Read the records and gather each line that includes "many".
-- Start Rows --
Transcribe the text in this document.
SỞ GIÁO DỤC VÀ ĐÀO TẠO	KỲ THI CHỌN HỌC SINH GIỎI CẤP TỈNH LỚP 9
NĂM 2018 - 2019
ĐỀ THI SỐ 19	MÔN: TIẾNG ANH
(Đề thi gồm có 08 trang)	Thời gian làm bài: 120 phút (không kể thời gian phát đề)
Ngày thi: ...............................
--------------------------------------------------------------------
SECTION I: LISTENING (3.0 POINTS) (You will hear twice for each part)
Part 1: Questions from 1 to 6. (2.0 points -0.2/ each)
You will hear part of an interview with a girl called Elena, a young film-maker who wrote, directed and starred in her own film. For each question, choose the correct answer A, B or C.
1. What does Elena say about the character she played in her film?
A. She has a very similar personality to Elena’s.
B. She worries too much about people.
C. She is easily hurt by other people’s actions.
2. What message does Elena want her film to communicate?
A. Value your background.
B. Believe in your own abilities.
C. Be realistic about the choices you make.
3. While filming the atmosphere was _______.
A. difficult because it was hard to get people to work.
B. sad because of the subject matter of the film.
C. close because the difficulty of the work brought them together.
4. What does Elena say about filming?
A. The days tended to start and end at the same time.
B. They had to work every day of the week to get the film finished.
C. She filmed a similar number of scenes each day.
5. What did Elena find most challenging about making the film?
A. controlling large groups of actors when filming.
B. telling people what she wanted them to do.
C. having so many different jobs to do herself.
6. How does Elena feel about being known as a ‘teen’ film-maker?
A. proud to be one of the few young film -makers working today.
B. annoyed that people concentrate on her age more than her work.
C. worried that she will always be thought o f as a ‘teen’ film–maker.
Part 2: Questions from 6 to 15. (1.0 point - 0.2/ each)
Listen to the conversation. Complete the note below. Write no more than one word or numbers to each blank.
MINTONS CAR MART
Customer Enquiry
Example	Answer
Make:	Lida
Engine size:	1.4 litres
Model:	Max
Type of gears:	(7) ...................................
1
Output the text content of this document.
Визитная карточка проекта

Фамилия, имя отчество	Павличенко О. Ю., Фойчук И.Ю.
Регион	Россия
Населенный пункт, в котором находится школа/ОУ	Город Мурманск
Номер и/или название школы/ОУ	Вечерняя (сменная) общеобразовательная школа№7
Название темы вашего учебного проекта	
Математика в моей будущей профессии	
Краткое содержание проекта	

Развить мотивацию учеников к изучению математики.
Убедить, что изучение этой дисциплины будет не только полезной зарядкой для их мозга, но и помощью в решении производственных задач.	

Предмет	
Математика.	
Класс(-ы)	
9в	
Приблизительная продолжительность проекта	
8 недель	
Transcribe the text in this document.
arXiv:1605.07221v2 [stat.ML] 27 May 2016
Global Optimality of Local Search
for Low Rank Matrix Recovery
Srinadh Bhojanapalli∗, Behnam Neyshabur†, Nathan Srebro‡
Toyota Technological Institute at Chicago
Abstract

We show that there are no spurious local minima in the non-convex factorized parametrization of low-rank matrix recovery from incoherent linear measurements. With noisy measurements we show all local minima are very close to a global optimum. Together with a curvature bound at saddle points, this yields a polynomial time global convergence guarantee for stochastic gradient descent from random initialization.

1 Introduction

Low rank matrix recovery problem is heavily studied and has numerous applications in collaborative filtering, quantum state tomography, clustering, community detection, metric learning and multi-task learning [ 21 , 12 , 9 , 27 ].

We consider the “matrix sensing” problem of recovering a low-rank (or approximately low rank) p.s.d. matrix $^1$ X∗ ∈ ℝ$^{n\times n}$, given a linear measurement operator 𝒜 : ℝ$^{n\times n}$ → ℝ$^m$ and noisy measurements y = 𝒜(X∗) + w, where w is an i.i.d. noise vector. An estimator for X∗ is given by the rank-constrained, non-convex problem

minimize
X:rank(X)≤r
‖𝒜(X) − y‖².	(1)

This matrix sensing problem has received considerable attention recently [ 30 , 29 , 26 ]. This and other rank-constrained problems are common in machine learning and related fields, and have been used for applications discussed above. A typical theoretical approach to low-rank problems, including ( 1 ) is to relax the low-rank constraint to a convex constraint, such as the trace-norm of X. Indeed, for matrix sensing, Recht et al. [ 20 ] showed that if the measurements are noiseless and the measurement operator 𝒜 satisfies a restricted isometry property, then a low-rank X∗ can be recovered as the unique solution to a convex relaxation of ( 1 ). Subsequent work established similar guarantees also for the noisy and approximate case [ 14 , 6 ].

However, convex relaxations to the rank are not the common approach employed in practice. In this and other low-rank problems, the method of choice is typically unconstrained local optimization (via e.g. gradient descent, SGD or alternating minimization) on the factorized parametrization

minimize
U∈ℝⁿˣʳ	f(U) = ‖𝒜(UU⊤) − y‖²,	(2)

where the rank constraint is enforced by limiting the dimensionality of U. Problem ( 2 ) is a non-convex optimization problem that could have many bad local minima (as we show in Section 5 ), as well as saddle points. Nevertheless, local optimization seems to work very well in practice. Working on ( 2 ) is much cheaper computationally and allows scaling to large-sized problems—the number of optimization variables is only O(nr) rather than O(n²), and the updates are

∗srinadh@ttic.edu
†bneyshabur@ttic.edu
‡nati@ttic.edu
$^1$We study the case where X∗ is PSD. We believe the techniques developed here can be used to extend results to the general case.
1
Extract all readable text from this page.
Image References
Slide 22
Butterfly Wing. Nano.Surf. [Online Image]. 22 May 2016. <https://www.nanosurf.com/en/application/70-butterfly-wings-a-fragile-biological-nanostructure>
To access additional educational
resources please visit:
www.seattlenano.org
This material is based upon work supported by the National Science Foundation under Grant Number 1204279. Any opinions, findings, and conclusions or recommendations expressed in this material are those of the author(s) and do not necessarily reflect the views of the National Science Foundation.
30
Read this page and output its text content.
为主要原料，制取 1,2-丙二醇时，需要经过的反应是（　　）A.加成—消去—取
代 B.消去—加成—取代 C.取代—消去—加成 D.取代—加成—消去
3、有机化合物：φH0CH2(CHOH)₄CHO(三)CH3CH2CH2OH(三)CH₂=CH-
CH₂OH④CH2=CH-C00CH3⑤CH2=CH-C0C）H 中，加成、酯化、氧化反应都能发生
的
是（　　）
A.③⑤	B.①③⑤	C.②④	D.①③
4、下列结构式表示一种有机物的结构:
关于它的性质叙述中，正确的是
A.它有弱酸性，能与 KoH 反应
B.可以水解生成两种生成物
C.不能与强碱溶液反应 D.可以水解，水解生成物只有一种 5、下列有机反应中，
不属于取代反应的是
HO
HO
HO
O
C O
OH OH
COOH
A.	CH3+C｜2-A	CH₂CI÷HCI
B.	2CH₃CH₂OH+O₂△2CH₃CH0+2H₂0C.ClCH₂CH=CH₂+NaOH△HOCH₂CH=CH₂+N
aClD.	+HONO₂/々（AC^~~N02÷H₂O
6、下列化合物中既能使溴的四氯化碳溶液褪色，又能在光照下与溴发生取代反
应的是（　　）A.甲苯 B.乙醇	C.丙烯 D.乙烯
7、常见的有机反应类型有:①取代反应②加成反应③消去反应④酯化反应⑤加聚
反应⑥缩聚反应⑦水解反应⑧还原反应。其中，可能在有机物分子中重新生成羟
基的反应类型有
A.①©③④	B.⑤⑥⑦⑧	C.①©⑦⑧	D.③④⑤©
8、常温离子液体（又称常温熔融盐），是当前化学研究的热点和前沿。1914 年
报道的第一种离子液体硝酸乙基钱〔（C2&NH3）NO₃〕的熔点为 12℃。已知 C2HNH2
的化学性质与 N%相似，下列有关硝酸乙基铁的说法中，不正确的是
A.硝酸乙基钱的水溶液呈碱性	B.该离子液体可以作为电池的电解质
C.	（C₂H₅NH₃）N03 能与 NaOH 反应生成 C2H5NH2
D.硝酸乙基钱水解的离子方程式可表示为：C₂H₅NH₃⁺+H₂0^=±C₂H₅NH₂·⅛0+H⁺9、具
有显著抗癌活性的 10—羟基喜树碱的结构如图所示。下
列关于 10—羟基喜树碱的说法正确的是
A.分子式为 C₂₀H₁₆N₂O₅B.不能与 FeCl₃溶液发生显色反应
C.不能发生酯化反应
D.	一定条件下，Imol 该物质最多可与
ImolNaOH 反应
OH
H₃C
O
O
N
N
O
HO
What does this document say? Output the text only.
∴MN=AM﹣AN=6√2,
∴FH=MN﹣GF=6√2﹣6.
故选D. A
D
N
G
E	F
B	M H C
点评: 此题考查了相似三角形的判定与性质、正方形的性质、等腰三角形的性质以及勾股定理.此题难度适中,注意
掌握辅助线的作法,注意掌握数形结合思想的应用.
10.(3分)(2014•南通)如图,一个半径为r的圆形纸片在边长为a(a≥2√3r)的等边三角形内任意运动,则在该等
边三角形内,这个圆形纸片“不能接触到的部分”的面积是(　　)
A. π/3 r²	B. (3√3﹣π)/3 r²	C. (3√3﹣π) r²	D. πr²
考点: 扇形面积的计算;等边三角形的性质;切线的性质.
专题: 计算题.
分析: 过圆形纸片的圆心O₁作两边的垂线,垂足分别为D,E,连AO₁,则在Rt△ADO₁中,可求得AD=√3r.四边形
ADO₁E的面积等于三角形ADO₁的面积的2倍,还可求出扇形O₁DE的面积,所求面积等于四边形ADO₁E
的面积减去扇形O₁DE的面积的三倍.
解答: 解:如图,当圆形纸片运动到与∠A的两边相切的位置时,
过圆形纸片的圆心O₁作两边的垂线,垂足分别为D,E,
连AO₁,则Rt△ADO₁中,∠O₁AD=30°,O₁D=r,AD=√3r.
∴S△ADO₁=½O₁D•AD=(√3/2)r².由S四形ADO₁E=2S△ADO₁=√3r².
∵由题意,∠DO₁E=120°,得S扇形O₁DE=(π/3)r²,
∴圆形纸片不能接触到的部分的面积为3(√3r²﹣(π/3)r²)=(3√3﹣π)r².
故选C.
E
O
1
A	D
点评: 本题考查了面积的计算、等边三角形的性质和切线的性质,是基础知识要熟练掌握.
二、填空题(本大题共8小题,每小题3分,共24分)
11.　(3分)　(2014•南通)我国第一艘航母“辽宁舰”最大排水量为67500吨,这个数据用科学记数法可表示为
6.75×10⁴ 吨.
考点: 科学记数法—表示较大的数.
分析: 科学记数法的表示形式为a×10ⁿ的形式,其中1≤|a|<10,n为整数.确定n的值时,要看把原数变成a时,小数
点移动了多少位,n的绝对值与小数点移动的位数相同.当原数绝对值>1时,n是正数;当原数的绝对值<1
-- End Rows --
**The reply**
C. having so many different jobs to do herself.
where the rank constraint is enforced by limiting the dimensionality of U. Problem ( 2 ) is a non-convex optimization problem that could have many bad local minima (as we show in Section 5 ), as well as saddle points. Nevertheless, local optimization seems to work very well in practice. Working on ( 2 ) is much cheaper computationally and allows scaling to large-sized problems—the number of optimization variables is only O(nr) rather than O(n²), and the updates are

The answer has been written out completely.